Write the entries below out again exactly; any picture in them stays out.
_ _ _
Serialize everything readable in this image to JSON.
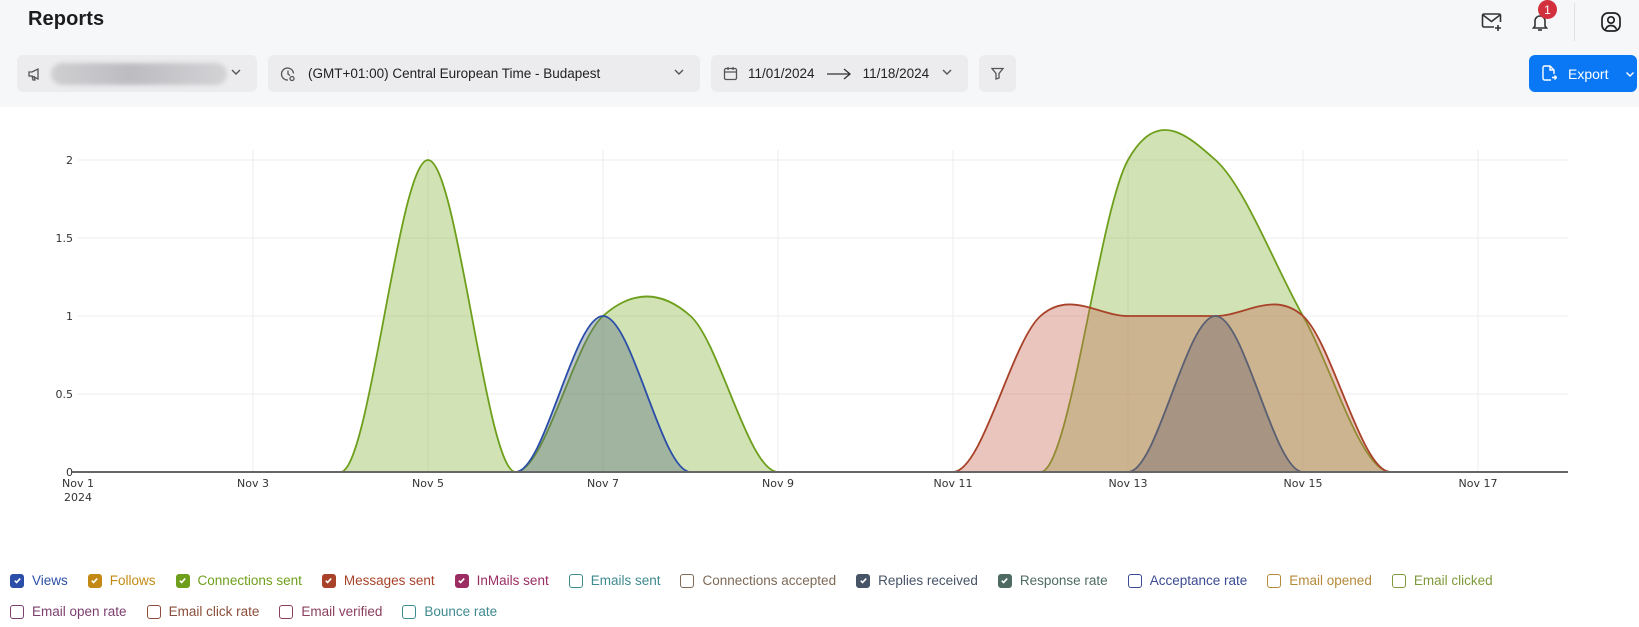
{
  "header": {
    "title": "Reports",
    "notifications_count": "1"
  },
  "filters": {
    "campaign_value": "",
    "timezone": "(GMT+01:00) Central European Time - Budapest",
    "date_from": "11/01/2024",
    "date_to": "11/18/2024"
  },
  "toolbar": {
    "export_label": "Export"
  },
  "colors": {
    "export": "#0a78f5",
    "badge": "#d2303d"
  },
  "legend": [
    {
      "label": "Views",
      "checked": true,
      "color": "#2b4ea8"
    },
    {
      "label": "Follows",
      "checked": true,
      "color": "#c28a14"
    },
    {
      "label": "Connections sent",
      "checked": true,
      "color": "#6e9f1c"
    },
    {
      "label": "Messages sent",
      "checked": true,
      "color": "#a8432a"
    },
    {
      "label": "InMails sent",
      "checked": true,
      "color": "#9b2d63"
    },
    {
      "label": "Emails sent",
      "checked": false,
      "color": "#3f8a8f"
    },
    {
      "label": "Connections accepted",
      "checked": false,
      "color": "#7d6a57"
    },
    {
      "label": "Replies received",
      "checked": true,
      "color": "#475467"
    },
    {
      "label": "Response rate",
      "checked": true,
      "color": "#4e6b63"
    },
    {
      "label": "Acceptance rate",
      "checked": false,
      "color": "#3a4a93"
    },
    {
      "label": "Email opened",
      "checked": false,
      "color": "#b58a3a"
    },
    {
      "label": "Email clicked",
      "checked": false,
      "color": "#7f9a3c"
    },
    {
      "label": "Email open rate",
      "checked": false,
      "color": "#7a3f6f"
    },
    {
      "label": "Email click rate",
      "checked": false,
      "color": "#8a4e3a"
    },
    {
      "label": "Email verified",
      "checked": false,
      "color": "#8a3f5f"
    },
    {
      "label": "Bounce rate",
      "checked": false,
      "color": "#3f8a8f"
    }
  ],
  "chart_data": {
    "type": "area",
    "title": "",
    "xlabel": "",
    "ylabel": "",
    "x": [
      "Nov 1",
      "Nov 2",
      "Nov 3",
      "Nov 4",
      "Nov 5",
      "Nov 6",
      "Nov 7",
      "Nov 8",
      "Nov 9",
      "Nov 10",
      "Nov 11",
      "Nov 12",
      "Nov 13",
      "Nov 14",
      "Nov 15",
      "Nov 16",
      "Nov 17",
      "Nov 18"
    ],
    "x_tick_labels": [
      "Nov 1\n2024",
      "Nov 3",
      "Nov 5",
      "Nov 7",
      "Nov 9",
      "Nov 11",
      "Nov 13",
      "Nov 15",
      "Nov 17"
    ],
    "y_ticks": [
      "0",
      "0.5",
      "1",
      "1.5",
      "2"
    ],
    "ylim": [
      0,
      2.1
    ],
    "grid": true,
    "series": [
      {
        "name": "Connections sent",
        "color": "#6e9f1c",
        "fill": "rgba(140,186,70,0.40)",
        "values": [
          0,
          0,
          0,
          0,
          2,
          0,
          1,
          1,
          0,
          0,
          0,
          0,
          2,
          2,
          1,
          0,
          0,
          0
        ]
      },
      {
        "name": "Messages sent",
        "color": "#a8432a",
        "fill": "rgba(200,110,90,0.40)",
        "values": [
          0,
          0,
          0,
          0,
          0,
          0,
          0,
          0,
          0,
          0,
          0,
          1,
          1,
          1,
          1,
          0,
          0,
          0
        ]
      },
      {
        "name": "Views",
        "color": "#2b4ea8",
        "fill": "rgba(90,110,130,0.40)",
        "values": [
          0,
          0,
          0,
          0,
          0,
          0,
          1,
          0,
          0,
          0,
          0,
          0,
          0,
          0,
          0,
          0,
          0,
          0
        ]
      },
      {
        "name": "Replies received",
        "color": "#5a5f72",
        "fill": "rgba(110,100,110,0.40)",
        "values": [
          0,
          0,
          0,
          0,
          0,
          0,
          0,
          0,
          0,
          0,
          0,
          0,
          0,
          1,
          0,
          0,
          0,
          0
        ]
      }
    ]
  }
}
_ _ _
[RESPONSE]
Serialize everything readable in this image to JSON.
{
  "header": {
    "title": "Reports",
    "notifications_count": "1"
  },
  "filters": {
    "campaign_value": "",
    "timezone": "(GMT+01:00) Central European Time - Budapest",
    "date_from": "11/01/2024",
    "date_to": "11/18/2024"
  },
  "toolbar": {
    "export_label": "Export"
  },
  "colors": {
    "export": "#0a78f5",
    "badge": "#d2303d"
  },
  "legend": [
    {
      "label": "Views",
      "checked": true,
      "color": "#2b4ea8"
    },
    {
      "label": "Follows",
      "checked": true,
      "color": "#c28a14"
    },
    {
      "label": "Connections sent",
      "checked": true,
      "color": "#6e9f1c"
    },
    {
      "label": "Messages sent",
      "checked": true,
      "color": "#a8432a"
    },
    {
      "label": "InMails sent",
      "checked": true,
      "color": "#9b2d63"
    },
    {
      "label": "Emails sent",
      "checked": false,
      "color": "#3f8a8f"
    },
    {
      "label": "Connections accepted",
      "checked": false,
      "color": "#7d6a57"
    },
    {
      "label": "Replies received",
      "checked": true,
      "color": "#475467"
    },
    {
      "label": "Response rate",
      "checked": true,
      "color": "#4e6b63"
    },
    {
      "label": "Acceptance rate",
      "checked": false,
      "color": "#3a4a93"
    },
    {
      "label": "Email opened",
      "checked": false,
      "color": "#b58a3a"
    },
    {
      "label": "Email clicked",
      "checked": false,
      "color": "#7f9a3c"
    },
    {
      "label": "Email open rate",
      "checked": false,
      "color": "#7a3f6f"
    },
    {
      "label": "Email click rate",
      "checked": false,
      "color": "#8a4e3a"
    },
    {
      "label": "Email verified",
      "checked": false,
      "color": "#8a3f5f"
    },
    {
      "label": "Bounce rate",
      "checked": false,
      "color": "#3f8a8f"
    }
  ],
  "chart_data": {
    "type": "area",
    "title": "",
    "xlabel": "",
    "ylabel": "",
    "x": [
      "Nov 1",
      "Nov 2",
      "Nov 3",
      "Nov 4",
      "Nov 5",
      "Nov 6",
      "Nov 7",
      "Nov 8",
      "Nov 9",
      "Nov 10",
      "Nov 11",
      "Nov 12",
      "Nov 13",
      "Nov 14",
      "Nov 15",
      "Nov 16",
      "Nov 17",
      "Nov 18"
    ],
    "x_tick_labels": [
      "Nov 1\n2024",
      "Nov 3",
      "Nov 5",
      "Nov 7",
      "Nov 9",
      "Nov 11",
      "Nov 13",
      "Nov 15",
      "Nov 17"
    ],
    "y_ticks": [
      "0",
      "0.5",
      "1",
      "1.5",
      "2"
    ],
    "ylim": [
      0,
      2.1
    ],
    "grid": true,
    "series": [
      {
        "name": "Connections sent",
        "color": "#6e9f1c",
        "fill": "rgba(140,186,70,0.40)",
        "values": [
          0,
          0,
          0,
          0,
          2,
          0,
          1,
          1,
          0,
          0,
          0,
          0,
          2,
          2,
          1,
          0,
          0,
          0
        ]
      },
      {
        "name": "Messages sent",
        "color": "#a8432a",
        "fill": "rgba(200,110,90,0.40)",
        "values": [
          0,
          0,
          0,
          0,
          0,
          0,
          0,
          0,
          0,
          0,
          0,
          1,
          1,
          1,
          1,
          0,
          0,
          0
        ]
      },
      {
        "name": "Views",
        "color": "#2b4ea8",
        "fill": "rgba(90,110,130,0.40)",
        "values": [
          0,
          0,
          0,
          0,
          0,
          0,
          1,
          0,
          0,
          0,
          0,
          0,
          0,
          0,
          0,
          0,
          0,
          0
        ]
      },
      {
        "name": "Replies received",
        "color": "#5a5f72",
        "fill": "rgba(110,100,110,0.40)",
        "values": [
          0,
          0,
          0,
          0,
          0,
          0,
          0,
          0,
          0,
          0,
          0,
          0,
          0,
          1,
          0,
          0,
          0,
          0
        ]
      }
    ]
  }
}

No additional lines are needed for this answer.